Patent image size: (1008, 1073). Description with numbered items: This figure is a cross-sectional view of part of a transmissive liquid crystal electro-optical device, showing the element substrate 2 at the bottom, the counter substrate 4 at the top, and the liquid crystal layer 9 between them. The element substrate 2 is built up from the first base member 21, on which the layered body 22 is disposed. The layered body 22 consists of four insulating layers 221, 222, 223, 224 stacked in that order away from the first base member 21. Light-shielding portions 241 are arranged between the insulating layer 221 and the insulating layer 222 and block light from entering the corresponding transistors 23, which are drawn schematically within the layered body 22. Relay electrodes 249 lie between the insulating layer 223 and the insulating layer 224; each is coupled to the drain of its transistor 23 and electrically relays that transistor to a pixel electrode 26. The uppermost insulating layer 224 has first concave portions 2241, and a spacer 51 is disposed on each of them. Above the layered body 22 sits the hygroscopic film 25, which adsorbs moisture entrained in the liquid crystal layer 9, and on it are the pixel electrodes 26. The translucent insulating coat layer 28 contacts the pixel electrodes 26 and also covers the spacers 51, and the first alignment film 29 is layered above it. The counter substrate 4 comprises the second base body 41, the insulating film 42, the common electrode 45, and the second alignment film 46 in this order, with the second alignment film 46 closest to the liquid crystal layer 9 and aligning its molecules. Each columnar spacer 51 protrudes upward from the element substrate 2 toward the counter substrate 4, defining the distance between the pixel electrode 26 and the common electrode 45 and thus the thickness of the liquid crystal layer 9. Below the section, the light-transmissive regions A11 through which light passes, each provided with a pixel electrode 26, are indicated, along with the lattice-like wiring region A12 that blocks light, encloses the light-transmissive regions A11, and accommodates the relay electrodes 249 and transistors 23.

==

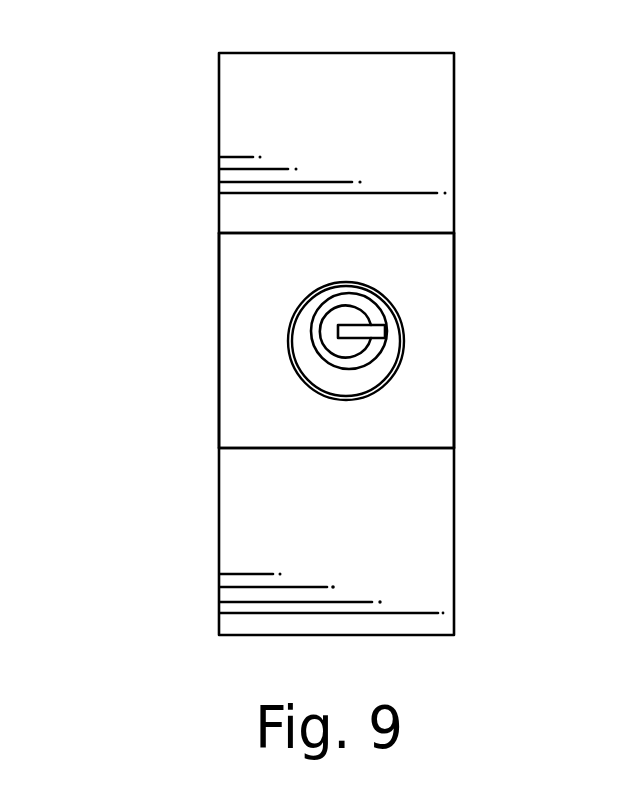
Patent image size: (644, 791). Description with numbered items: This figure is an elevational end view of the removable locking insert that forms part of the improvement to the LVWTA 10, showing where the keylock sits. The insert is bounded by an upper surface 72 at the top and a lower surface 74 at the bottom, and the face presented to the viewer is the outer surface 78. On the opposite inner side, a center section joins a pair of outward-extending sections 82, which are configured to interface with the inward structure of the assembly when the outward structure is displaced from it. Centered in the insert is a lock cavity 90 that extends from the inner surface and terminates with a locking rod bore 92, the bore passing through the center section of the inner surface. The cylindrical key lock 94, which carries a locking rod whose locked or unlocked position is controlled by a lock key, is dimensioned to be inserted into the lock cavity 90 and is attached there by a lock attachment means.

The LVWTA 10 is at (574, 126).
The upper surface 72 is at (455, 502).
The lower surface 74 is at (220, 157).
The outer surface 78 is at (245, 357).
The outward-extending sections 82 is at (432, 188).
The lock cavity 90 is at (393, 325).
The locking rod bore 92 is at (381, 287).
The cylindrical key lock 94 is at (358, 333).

...

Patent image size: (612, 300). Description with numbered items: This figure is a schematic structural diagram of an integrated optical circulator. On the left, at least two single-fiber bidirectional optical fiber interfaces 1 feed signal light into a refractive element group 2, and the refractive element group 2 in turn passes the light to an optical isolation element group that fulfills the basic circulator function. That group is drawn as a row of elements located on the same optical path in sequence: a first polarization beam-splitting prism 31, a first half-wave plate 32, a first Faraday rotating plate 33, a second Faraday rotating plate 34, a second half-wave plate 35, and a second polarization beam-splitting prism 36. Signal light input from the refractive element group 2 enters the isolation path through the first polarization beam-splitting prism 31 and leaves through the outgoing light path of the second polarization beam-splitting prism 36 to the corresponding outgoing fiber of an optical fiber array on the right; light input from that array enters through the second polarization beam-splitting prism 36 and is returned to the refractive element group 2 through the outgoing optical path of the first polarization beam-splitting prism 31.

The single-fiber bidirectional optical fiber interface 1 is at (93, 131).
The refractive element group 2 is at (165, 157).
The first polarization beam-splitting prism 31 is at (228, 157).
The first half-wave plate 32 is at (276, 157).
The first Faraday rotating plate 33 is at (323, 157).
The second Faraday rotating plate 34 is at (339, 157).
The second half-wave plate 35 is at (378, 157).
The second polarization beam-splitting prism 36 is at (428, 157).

Request:
Copy out the lines of the records above, word for word, from the line containing "Patent image size: (612, 300)." through the line containing "The second polarization beam-splitting prism 36 is", including both of those lines.

Complete answer:
Patent image size: (612, 300). Description with numbered items: This figure is a schematic structural diagram of an integrated optical circulator. On the left, at least two single-fiber bidirectional optical fiber interfaces 1 feed signal light into a refractive element group 2, and the refractive element group 2 in turn passes the light to an optical isolation element group that fulfills the basic circulator function. That group is drawn as a row of elements located on the same optical path in sequence: a first polarization beam-splitting prism 31, a first half-wave plate 32, a first Faraday rotating plate 33, a second Faraday rotating plate 34, a second half-wave plate 35, and a second polarization beam-splitting prism 36. Signal light input from the refractive element group 2 enters the isolation path through the first polarization beam-splitting prism 31 and leaves through the outgoing light path of the second polarization beam-splitting prism 36 to the corresponding outgoing fiber of an optical fiber array on the right; light input from that array enters through the second polarization beam-splitting prism 36 and is returned to the refractive element group 2 through the outgoing optical path of the first polarization beam-splitting prism 31.

The single-fiber bidirectional optical fiber interface 1 is at (93, 131).
The refractive element group 2 is at (165, 157).
The first polarization beam-splitting prism 31 is at (228, 157).
The first half-wave plate 32 is at (276, 157).
The first Faraday rotating plate 33 is at (323, 157).
The second Faraday rotating plate 34 is at (339, 157).
The second half-wave plate 35 is at (378, 157).
The second polarization beam-splitting prism 36 is at (428, 157).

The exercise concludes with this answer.